=== Dataset items ===
+---+
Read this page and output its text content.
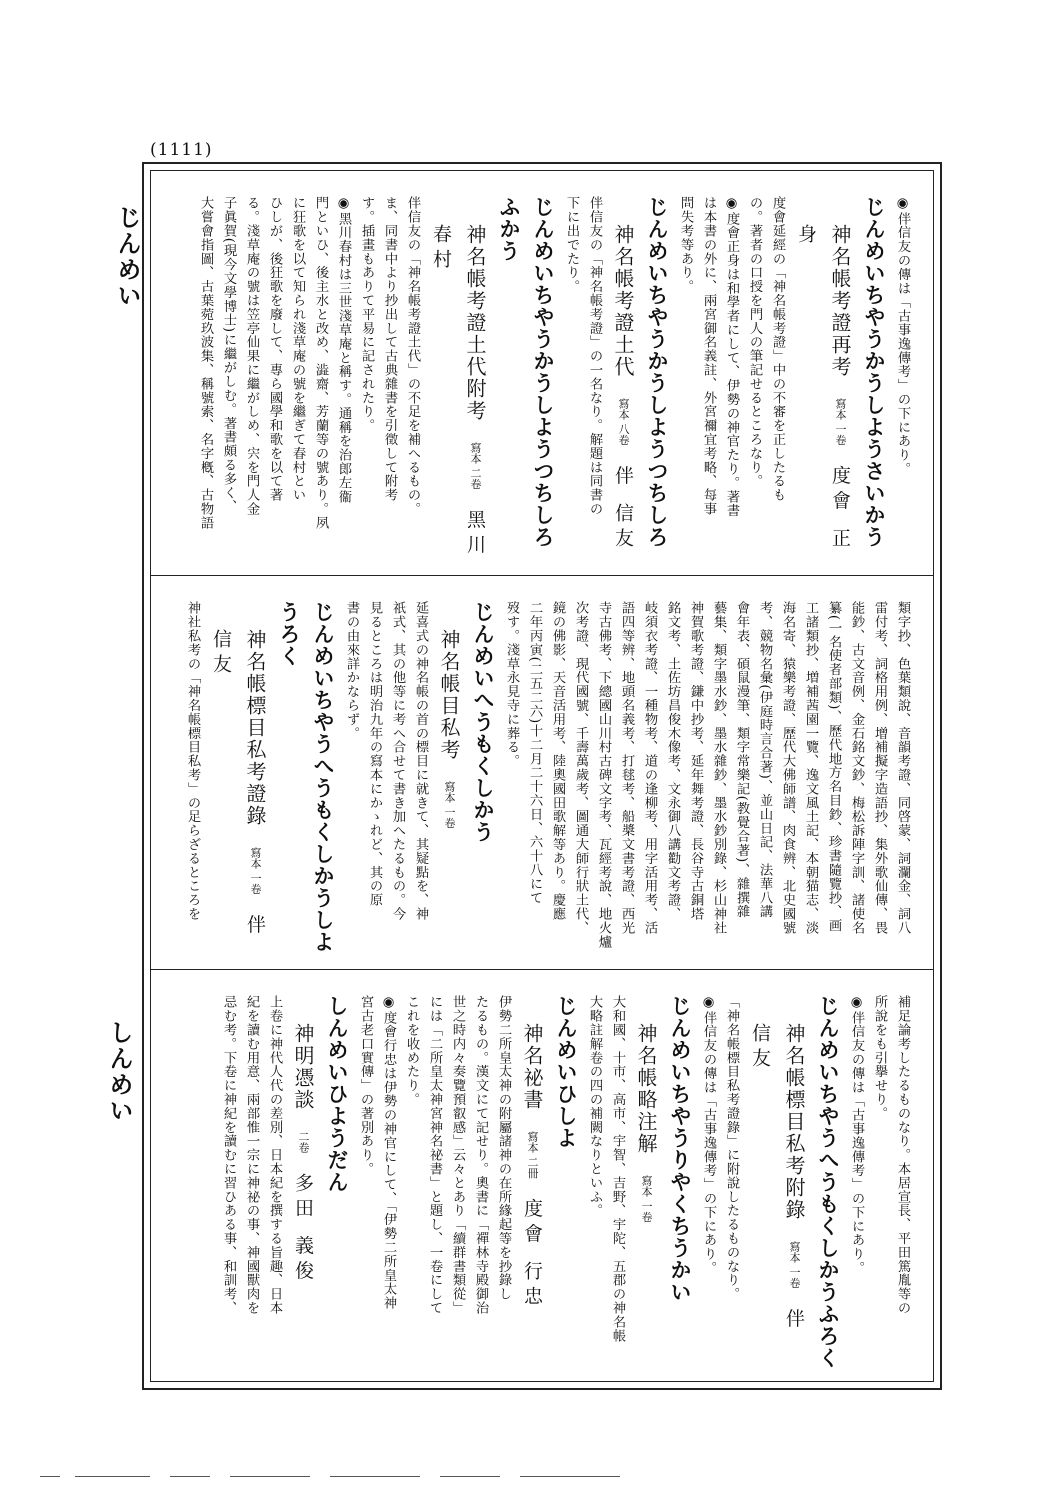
(1111)
じんめい
しんめい
◉伴信友の傳は「古事逸傳考」の下にあり。
じんめいちやうかうしようさいかう
神名帳考證再考寫本 一卷度會 正身
度會延經の「神名帳考證」中の不審を正したるも
の。著者の口授を門人の筆記せるところなり。
◉度會正身は和學者にして、伊勢の神官たり。著書
は本書の外に、兩宮御名義註、外宮禰宜考略、每事
問失考等あり。
じんめいちやうかうしようつちしろ
神名帳考證土代寫本 八卷伴 信友
伴信友の「神名帳考證」の一名なり。解題は同書の
下に出でたり。
じんめいちやうかうしようつちしろふかう
神名帳考證土代附考寫本 二卷黑川 春村
伴信友の「神名帳考證土代」の不足を補へるもの。
ま、同書中より抄出して古典雜書を引徵して附考
す。插畫もありて平易に記されたり。
◉黑川春村は三世淺草庵と稱す。通稱を治郎左衞
門といひ、後主水と改め、澁齋、芳蘭等の號あり。夙
に狂歌を以て知られ淺草庵の號を繼ぎて春村とい
ひしが、後狂歌を廢して、專ら國學和歌を以て著
る。淺草庵の號は笠亭仙果に繼がしめ、宍を門人金
子眞賀(現今文學博士)に繼がしむ。著書頗る多く、
大嘗會指圖、古葉菀玖波集、稱號索、名字槪、古物語
類字抄、色葉類說、音韻考證、同啓蒙、詞瀾金、詞八
雷付考、詞格用例、增補擬字造語抄、集外歌仙傳、畏
能鈔、古文音例、金石銘文鈔、梅松訴陣字訓、諸使名
纂(一名使者部類)、歷代地方名目鈔、珍書隨覽抄、画
工諸類抄、増補茜園一覽、逸文風土記、本朝猫志、淡
海名寄、猿樂考證、歷代大佛師譜、肉食辨、北史國號
考、競物名彙(伊庭時言合著)、並山日記、法華八講
會年表、碩鼠漫筆、類字常樂記(教覺合著)、雜撰雜
藝集、類字墨水鈔、墨水雜鈔、墨水鈔別錄、杉山神社
神賀歌考證、鎌中抄考、延年舞考證、長谷寺古銅塔
銘文考、土佐坊昌俊木像考、文永御八講勸文考證、
岐須衣考證、一種物考、道の逢柳考、用字活用考、活
語四等辨、地頭名義考、打毬考、船槳文書考證、西光
寺古佛考、下總國山川村古碑文字考、瓦經考說、地火爐
次考證、現代國號、千壽萬歲考、圖通大師行狀土代、
鏡の佛影、天音活用考、陸奧國田歌解等あり。慶應
二年丙寅(二五二六)十二月二十六日、六十八にて
歿す。淺草永見寺に葬る。
じんめいへうもくしかう
神名帳目私考寫本 一卷
延喜式の神名帳の首の標目に就きて、其疑點を、神
祇式、其の他等に考へ合せて書き加へたるもの。今
見るところは明治九年の寫本にかゝれど、其の原
書の由來詳かならず。
じんめいちやうへうもくしかうしようろく
神名帳標目私考證錄寫本 一卷伴 信友
神社私考の「神名帳標目私考」の足らざるところを
補足論考したるものなり。本居宣長、平田篤胤等の
所說をも引擧せり。
◉伴信友の傳は「古事逸傳考」の下にあり。
じんめいちやうへうもくしかうふろく
神名帳標目私考附錄寫本 一卷伴 信友
「神名帳標目私考證錄」に附說したるものなり。
◉伴信友の傳は「古事逸傳考」の下にあり。
じんめいちやうりやくちうかい
神名帳略注解寫本 一卷
大和國、十市、高市、宇智、吉野、宇陀、五郡の神名帳
大略註解卷の四の補闕なりといふ。
じんめいひしよ
神名祕書寫本 二冊度會 行忠
伊勢二所皇太神の附屬諸神の在所緣起等を抄錄し
たるもの。漢文にて記せり。奧書に「禪林寺殿御治
世之時内々奏覽預叡感」云々とあり「續群書類從」
には「二所皇太神宮神名祕書」と題し、一卷にして
これを收めたり。
◉度會行忠は伊勢の神官にして、「伊勢二所皇太神
宮古老口實傳」の著別あり。
しんめいひようだん
神明憑談二卷多田 義俊
上卷に神代人代の差別、日本紀を撰する旨趣、日本
紀を讀む用意、兩部惟一宗に神祕の事、神國獸肉を
忌む考。下卷に神紀を讀むに習ひある事、和訓考、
+---+
=== What the task asks ===
Write out all the entries word for word, but skip any images.

=== Expected answer ===
Read this page and output its text content.
(1111)
じんめい
しんめい
◉伴信友の傳は「古事逸傳考」の下にあり。
じんめいちやうかうしようさいかう
神名帳考證再考寫本 一卷度會 正身
度會延經の「神名帳考證」中の不審を正したるも
の。著者の口授を門人の筆記せるところなり。
◉度會正身は和學者にして、伊勢の神官たり。著書
は本書の外に、兩宮御名義註、外宮禰宜考略、每事
問失考等あり。
じんめいちやうかうしようつちしろ
神名帳考證土代寫本 八卷伴 信友
伴信友の「神名帳考證」の一名なり。解題は同書の
下に出でたり。
じんめいちやうかうしようつちしろふかう
神名帳考證土代附考寫本 二卷黑川 春村
伴信友の「神名帳考證土代」の不足を補へるもの。
ま、同書中より抄出して古典雜書を引徵して附考
す。插畫もありて平易に記されたり。
◉黑川春村は三世淺草庵と稱す。通稱を治郎左衞
門といひ、後主水と改め、澁齋、芳蘭等の號あり。夙
に狂歌を以て知られ淺草庵の號を繼ぎて春村とい
ひしが、後狂歌を廢して、專ら國學和歌を以て著
る。淺草庵の號は笠亭仙果に繼がしめ、宍を門人金
子眞賀(現今文學博士)に繼がしむ。著書頗る多く、
大嘗會指圖、古葉菀玖波集、稱號索、名字槪、古物語
類字抄、色葉類說、音韻考證、同啓蒙、詞瀾金、詞八
雷付考、詞格用例、增補擬字造語抄、集外歌仙傳、畏
能鈔、古文音例、金石銘文鈔、梅松訴陣字訓、諸使名
纂(一名使者部類)、歷代地方名目鈔、珍書隨覽抄、画
工諸類抄、増補茜園一覽、逸文風土記、本朝猫志、淡
海名寄、猿樂考證、歷代大佛師譜、肉食辨、北史國號
考、競物名彙(伊庭時言合著)、並山日記、法華八講
會年表、碩鼠漫筆、類字常樂記(教覺合著)、雜撰雜
藝集、類字墨水鈔、墨水雜鈔、墨水鈔別錄、杉山神社
神賀歌考證、鎌中抄考、延年舞考證、長谷寺古銅塔
銘文考、土佐坊昌俊木像考、文永御八講勸文考證、
岐須衣考證、一種物考、道の逢柳考、用字活用考、活
語四等辨、地頭名義考、打毬考、船槳文書考證、西光
寺古佛考、下總國山川村古碑文字考、瓦經考說、地火爐
次考證、現代國號、千壽萬歲考、圖通大師行狀土代、
鏡の佛影、天音活用考、陸奧國田歌解等あり。慶應
二年丙寅(二五二六)十二月二十六日、六十八にて
歿す。淺草永見寺に葬る。
じんめいへうもくしかう
神名帳目私考寫本 一卷
延喜式の神名帳の首の標目に就きて、其疑點を、神
祇式、其の他等に考へ合せて書き加へたるもの。今
見るところは明治九年の寫本にかゝれど、其の原
書の由來詳かならず。
じんめいちやうへうもくしかうしようろく
神名帳標目私考證錄寫本 一卷伴 信友
神社私考の「神名帳標目私考」の足らざるところを
補足論考したるものなり。本居宣長、平田篤胤等の
所說をも引擧せり。
◉伴信友の傳は「古事逸傳考」の下にあり。
じんめいちやうへうもくしかうふろく
神名帳標目私考附錄寫本 一卷伴 信友
「神名帳標目私考證錄」に附說したるものなり。
◉伴信友の傳は「古事逸傳考」の下にあり。
じんめいちやうりやくちうかい
神名帳略注解寫本 一卷
大和國、十市、高市、宇智、吉野、宇陀、五郡の神名帳
大略註解卷の四の補闕なりといふ。
じんめいひしよ
神名祕書寫本 二冊度會 行忠
伊勢二所皇太神の附屬諸神の在所緣起等を抄錄し
たるもの。漢文にて記せり。奧書に「禪林寺殿御治
世之時内々奏覽預叡感」云々とあり「續群書類從」
には「二所皇太神宮神名祕書」と題し、一卷にして
これを收めたり。
◉度會行忠は伊勢の神官にして、「伊勢二所皇太神
宮古老口實傳」の著別あり。
しんめいひようだん
神明憑談二卷多田 義俊
上卷に神代人代の差別、日本紀を撰する旨趣、日本
紀を讀む用意、兩部惟一宗に神祕の事、神國獸肉を
忌む考。下卷に神紀を讀むに習ひある事、和訓考、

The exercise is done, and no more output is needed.